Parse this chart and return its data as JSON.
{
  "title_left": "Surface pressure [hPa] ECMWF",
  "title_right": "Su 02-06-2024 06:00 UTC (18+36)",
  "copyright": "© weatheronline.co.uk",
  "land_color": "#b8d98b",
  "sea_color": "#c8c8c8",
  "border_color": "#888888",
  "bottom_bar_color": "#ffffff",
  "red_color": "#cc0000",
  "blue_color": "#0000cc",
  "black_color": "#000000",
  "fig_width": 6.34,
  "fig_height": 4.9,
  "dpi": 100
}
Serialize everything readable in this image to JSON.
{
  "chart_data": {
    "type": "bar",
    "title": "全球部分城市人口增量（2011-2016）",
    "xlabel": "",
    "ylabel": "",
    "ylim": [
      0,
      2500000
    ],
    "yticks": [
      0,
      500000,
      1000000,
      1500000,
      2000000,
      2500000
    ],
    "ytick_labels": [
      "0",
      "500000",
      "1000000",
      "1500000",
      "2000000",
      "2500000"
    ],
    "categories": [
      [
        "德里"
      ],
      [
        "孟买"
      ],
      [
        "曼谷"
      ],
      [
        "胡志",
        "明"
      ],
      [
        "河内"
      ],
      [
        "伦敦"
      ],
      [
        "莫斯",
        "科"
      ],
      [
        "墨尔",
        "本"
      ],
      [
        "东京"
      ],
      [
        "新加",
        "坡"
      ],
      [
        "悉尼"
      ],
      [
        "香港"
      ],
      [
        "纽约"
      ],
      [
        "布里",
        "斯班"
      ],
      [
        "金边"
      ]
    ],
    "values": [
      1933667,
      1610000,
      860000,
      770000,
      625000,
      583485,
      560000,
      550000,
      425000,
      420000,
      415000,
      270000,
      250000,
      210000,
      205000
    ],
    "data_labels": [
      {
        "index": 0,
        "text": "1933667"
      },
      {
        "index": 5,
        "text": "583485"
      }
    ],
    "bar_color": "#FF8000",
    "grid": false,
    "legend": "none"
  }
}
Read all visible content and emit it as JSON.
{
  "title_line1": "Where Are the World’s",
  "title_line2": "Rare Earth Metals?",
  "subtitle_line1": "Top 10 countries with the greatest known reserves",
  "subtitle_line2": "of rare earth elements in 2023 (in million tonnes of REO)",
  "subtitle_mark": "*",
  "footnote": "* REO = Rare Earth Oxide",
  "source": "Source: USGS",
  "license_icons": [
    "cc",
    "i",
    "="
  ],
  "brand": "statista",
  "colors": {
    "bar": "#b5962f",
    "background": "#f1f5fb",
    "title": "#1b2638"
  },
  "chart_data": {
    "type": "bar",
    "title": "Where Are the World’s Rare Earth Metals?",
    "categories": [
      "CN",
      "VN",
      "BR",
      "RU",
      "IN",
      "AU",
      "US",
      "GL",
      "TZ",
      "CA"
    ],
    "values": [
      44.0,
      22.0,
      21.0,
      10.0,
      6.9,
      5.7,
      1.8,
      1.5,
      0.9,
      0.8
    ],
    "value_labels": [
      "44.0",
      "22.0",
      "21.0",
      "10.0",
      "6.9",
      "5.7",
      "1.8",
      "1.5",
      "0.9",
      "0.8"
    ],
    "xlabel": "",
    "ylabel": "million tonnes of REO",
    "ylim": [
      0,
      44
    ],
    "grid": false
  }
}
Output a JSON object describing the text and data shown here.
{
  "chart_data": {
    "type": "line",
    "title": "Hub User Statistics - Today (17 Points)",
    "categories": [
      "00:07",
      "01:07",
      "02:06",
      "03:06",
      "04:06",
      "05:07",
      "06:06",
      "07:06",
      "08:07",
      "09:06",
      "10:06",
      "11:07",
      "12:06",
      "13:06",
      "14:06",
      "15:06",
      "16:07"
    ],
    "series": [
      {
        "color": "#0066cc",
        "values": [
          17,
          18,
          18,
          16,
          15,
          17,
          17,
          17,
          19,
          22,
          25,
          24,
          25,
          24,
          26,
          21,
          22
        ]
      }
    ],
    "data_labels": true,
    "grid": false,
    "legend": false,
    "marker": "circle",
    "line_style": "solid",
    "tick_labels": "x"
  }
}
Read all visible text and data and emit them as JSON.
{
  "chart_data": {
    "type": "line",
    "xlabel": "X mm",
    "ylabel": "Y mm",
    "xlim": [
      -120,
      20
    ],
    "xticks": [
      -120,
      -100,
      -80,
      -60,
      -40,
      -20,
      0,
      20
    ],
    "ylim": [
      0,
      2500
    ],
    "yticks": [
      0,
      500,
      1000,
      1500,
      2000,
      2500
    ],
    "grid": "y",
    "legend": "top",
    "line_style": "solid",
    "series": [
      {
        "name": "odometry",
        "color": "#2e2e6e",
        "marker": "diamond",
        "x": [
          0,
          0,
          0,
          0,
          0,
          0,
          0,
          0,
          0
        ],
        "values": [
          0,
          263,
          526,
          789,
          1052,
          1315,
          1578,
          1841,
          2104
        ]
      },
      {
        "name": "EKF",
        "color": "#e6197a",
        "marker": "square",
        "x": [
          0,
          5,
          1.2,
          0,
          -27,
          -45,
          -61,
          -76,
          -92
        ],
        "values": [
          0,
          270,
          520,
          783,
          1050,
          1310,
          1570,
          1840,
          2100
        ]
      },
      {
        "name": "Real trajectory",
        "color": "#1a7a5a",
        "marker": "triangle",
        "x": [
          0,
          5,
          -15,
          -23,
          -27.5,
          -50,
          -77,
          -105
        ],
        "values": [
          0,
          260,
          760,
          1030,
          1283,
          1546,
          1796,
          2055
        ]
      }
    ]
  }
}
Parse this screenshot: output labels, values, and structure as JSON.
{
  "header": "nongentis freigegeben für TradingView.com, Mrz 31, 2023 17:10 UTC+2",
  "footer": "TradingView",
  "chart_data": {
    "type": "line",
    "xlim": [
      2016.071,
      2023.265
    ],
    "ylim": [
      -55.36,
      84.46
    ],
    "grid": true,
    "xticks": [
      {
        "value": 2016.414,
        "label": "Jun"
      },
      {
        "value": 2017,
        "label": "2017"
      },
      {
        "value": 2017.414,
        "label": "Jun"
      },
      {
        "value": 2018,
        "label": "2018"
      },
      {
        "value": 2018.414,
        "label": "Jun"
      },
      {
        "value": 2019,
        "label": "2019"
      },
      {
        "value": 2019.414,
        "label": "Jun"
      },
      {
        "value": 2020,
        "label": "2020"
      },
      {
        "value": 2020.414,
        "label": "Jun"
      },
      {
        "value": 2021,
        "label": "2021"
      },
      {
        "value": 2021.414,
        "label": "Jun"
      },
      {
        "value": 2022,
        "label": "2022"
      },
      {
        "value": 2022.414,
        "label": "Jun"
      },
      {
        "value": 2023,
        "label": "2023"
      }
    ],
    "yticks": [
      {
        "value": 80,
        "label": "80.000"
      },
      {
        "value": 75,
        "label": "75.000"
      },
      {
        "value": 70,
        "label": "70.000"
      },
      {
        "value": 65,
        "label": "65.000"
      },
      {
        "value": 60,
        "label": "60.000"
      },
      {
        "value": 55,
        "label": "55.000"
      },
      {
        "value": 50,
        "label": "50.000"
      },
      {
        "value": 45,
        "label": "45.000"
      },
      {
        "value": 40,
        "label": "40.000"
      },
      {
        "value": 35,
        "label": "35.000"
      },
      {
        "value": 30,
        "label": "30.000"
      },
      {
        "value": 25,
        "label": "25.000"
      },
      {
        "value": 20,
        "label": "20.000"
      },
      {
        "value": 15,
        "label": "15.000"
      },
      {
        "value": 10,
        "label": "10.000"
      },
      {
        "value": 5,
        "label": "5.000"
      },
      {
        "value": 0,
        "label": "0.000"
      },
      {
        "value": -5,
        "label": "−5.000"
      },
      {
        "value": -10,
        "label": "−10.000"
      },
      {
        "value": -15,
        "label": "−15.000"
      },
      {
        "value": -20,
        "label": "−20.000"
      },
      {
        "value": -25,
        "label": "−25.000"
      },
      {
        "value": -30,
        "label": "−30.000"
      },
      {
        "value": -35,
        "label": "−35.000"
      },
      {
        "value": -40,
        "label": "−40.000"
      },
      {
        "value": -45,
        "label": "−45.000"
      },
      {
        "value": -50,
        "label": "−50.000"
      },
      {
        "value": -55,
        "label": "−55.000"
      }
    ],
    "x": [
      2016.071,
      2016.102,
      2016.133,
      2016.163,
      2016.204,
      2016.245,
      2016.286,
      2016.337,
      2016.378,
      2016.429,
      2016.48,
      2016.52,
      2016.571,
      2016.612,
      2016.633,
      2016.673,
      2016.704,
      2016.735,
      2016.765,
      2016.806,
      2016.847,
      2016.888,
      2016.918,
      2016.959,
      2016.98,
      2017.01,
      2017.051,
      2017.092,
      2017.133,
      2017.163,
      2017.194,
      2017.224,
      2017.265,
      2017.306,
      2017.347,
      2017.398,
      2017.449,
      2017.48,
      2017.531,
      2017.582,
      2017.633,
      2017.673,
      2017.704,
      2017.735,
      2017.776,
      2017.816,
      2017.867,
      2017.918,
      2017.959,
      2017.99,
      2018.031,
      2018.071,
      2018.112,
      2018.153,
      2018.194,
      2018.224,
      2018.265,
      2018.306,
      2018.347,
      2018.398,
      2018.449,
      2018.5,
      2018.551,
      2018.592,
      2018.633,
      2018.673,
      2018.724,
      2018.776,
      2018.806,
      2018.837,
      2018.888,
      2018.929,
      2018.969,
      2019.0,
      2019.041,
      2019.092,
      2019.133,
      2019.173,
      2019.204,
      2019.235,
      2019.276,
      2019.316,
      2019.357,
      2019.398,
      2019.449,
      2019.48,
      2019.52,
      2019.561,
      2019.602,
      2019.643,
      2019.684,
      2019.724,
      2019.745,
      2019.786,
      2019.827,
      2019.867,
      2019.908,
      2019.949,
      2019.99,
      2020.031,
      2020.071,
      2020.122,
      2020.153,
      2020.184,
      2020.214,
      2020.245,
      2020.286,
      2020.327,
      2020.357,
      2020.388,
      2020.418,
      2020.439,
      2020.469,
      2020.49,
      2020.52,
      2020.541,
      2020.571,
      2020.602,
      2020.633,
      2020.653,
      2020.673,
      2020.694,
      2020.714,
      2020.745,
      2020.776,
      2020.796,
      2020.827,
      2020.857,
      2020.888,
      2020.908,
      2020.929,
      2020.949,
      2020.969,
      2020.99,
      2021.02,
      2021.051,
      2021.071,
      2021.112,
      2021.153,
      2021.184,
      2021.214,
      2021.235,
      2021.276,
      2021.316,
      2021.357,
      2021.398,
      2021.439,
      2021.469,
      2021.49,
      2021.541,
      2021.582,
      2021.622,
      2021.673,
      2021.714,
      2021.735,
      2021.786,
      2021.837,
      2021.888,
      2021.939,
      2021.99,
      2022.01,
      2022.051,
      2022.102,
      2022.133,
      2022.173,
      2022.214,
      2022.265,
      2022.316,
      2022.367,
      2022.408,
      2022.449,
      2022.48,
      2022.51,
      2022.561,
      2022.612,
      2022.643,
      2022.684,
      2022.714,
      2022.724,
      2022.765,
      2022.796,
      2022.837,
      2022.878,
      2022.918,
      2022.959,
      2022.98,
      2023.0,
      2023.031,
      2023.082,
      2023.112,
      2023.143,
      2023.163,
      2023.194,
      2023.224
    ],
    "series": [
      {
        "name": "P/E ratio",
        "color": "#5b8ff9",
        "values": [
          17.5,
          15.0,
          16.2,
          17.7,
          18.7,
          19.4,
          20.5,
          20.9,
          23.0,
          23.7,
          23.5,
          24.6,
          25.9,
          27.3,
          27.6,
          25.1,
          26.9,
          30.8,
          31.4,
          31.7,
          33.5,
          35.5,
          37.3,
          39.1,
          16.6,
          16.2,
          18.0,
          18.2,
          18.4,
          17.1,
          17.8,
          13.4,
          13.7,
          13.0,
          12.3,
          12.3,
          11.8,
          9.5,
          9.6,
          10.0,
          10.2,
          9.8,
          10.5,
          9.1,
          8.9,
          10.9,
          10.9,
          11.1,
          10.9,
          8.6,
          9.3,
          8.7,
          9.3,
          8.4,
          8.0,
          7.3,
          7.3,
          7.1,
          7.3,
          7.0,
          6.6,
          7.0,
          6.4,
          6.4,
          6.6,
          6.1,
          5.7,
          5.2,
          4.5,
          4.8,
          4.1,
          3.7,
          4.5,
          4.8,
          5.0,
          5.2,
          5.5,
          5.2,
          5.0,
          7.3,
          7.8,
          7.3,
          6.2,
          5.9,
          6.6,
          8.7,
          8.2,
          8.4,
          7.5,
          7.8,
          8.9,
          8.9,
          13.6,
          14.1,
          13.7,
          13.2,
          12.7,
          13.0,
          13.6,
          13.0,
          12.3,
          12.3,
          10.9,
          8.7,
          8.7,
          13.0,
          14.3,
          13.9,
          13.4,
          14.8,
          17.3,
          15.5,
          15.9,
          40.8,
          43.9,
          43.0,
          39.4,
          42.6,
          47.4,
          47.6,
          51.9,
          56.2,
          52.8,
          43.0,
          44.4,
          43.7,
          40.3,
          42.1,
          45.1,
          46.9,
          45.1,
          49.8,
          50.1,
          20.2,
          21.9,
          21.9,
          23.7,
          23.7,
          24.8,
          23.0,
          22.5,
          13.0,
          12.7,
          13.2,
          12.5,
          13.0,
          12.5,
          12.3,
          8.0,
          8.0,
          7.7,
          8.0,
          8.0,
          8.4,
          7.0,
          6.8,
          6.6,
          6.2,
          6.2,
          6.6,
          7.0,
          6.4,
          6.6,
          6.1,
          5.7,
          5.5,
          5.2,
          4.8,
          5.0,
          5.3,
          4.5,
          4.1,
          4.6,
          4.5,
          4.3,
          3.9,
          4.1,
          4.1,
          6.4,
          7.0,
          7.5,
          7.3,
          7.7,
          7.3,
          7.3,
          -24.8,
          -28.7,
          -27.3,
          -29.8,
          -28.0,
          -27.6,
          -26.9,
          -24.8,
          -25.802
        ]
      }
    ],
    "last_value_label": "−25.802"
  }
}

━━━━

■ **WRITTEN PROBLEM**:
List every line above that holds the word "visible".

■ **THE COMPLETED TASK**:
Read all visible content and emit it as JSON.
Read all visible text and data and emit them as JSON.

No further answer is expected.